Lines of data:

# # #

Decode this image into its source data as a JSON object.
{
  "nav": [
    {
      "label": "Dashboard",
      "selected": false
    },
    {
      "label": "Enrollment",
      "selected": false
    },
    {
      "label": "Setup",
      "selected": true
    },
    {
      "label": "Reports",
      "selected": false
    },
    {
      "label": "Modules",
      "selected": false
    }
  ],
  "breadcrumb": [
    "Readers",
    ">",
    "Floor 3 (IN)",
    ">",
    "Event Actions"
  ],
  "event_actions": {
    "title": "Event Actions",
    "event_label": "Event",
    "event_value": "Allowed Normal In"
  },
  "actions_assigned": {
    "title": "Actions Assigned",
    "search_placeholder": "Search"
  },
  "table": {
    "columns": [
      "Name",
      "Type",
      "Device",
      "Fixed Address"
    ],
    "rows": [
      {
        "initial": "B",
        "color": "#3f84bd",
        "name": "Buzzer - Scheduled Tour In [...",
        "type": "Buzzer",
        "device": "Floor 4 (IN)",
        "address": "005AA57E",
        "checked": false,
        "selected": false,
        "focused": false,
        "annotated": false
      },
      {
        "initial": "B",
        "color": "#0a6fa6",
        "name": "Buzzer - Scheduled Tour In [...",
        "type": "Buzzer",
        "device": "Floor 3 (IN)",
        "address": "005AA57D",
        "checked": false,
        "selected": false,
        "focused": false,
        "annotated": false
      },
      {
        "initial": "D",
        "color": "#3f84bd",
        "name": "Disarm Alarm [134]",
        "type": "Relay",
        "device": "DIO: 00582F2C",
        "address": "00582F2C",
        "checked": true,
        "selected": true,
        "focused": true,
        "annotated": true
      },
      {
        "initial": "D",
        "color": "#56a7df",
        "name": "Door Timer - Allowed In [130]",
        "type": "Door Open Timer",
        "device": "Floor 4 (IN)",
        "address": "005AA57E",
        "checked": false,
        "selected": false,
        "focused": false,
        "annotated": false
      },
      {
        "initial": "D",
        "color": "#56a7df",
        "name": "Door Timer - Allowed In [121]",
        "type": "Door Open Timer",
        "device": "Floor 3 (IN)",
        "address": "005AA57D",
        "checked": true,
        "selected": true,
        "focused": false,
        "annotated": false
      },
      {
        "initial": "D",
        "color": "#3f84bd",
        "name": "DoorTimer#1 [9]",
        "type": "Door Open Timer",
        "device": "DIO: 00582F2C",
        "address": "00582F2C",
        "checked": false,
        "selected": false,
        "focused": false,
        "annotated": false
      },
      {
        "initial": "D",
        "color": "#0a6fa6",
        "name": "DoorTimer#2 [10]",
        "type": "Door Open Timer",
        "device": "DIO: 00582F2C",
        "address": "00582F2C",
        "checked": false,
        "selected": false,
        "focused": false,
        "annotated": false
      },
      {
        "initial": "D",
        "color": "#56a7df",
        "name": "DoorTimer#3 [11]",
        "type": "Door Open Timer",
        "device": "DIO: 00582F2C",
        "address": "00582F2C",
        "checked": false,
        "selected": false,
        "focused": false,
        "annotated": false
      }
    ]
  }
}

# # #

Your task:
Scan the material above. Return every line containing the string "true".

The completed task:
      "selected": true
        "checked": true,
        "selected": true,
        "focused": true,
        "annotated": true
        "checked": true,
        "selected": true,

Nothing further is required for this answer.